Your answer should be a single number: how many lines in the data below hold the string "this".

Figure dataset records
========================

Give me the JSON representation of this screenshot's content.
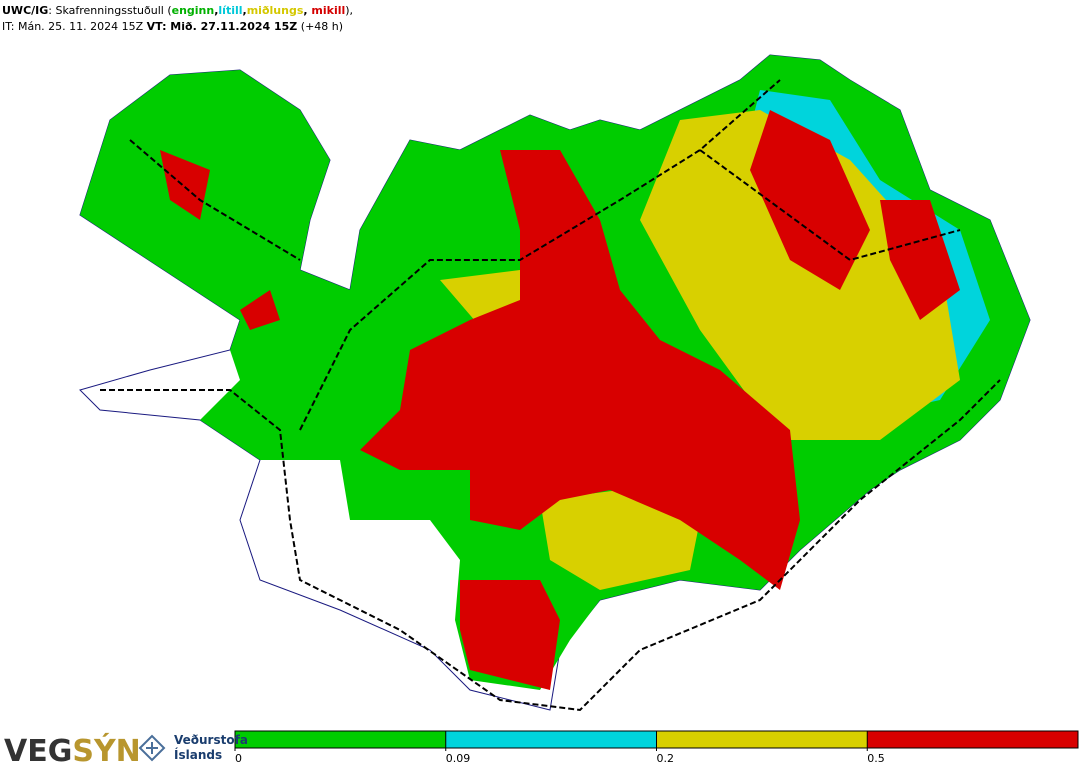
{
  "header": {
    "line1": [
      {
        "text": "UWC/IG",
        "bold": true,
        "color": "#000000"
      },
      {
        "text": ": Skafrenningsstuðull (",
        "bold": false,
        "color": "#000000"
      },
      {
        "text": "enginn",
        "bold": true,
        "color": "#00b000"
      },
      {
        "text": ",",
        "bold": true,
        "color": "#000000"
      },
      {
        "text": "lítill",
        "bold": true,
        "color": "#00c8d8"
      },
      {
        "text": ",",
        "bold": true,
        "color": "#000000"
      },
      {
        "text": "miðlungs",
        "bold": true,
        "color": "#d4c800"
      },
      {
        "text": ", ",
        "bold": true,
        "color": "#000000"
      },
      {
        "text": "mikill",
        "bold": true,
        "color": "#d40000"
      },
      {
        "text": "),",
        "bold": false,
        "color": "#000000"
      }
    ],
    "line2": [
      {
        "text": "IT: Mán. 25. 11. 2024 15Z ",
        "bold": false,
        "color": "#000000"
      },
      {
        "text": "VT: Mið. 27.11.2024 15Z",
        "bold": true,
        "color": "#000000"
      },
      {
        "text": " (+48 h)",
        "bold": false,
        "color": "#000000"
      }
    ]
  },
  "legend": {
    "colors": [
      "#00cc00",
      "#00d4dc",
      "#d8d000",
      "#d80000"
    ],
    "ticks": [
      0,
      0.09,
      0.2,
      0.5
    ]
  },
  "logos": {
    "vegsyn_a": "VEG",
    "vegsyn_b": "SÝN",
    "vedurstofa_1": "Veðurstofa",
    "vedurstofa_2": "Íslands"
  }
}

========================

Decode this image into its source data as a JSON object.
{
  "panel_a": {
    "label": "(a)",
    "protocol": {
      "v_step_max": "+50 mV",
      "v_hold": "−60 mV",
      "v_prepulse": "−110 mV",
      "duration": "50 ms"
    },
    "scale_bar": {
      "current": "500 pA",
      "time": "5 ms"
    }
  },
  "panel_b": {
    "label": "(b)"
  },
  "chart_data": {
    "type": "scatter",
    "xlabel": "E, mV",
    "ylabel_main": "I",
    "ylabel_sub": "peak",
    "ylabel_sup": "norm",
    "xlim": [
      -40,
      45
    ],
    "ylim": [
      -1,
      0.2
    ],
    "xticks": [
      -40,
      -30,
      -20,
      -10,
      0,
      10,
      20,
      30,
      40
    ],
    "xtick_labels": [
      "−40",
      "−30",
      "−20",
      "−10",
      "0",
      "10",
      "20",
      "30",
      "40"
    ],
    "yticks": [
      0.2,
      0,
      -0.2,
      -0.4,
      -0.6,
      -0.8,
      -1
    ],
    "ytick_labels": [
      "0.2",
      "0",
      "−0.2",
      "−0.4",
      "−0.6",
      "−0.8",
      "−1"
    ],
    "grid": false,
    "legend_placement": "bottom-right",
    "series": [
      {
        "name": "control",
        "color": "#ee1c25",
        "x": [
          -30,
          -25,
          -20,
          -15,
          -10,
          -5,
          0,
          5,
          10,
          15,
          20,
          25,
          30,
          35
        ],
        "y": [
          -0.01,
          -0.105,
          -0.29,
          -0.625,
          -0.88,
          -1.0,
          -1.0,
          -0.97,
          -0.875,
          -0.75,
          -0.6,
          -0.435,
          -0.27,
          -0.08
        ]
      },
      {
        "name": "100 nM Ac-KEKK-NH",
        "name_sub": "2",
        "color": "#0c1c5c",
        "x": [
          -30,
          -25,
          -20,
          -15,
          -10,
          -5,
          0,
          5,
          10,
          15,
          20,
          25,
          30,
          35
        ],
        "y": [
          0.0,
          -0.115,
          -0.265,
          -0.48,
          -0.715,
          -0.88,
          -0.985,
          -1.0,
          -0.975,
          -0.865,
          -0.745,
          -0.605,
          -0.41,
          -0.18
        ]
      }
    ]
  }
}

========================

#### RIGHT ANSWER:
2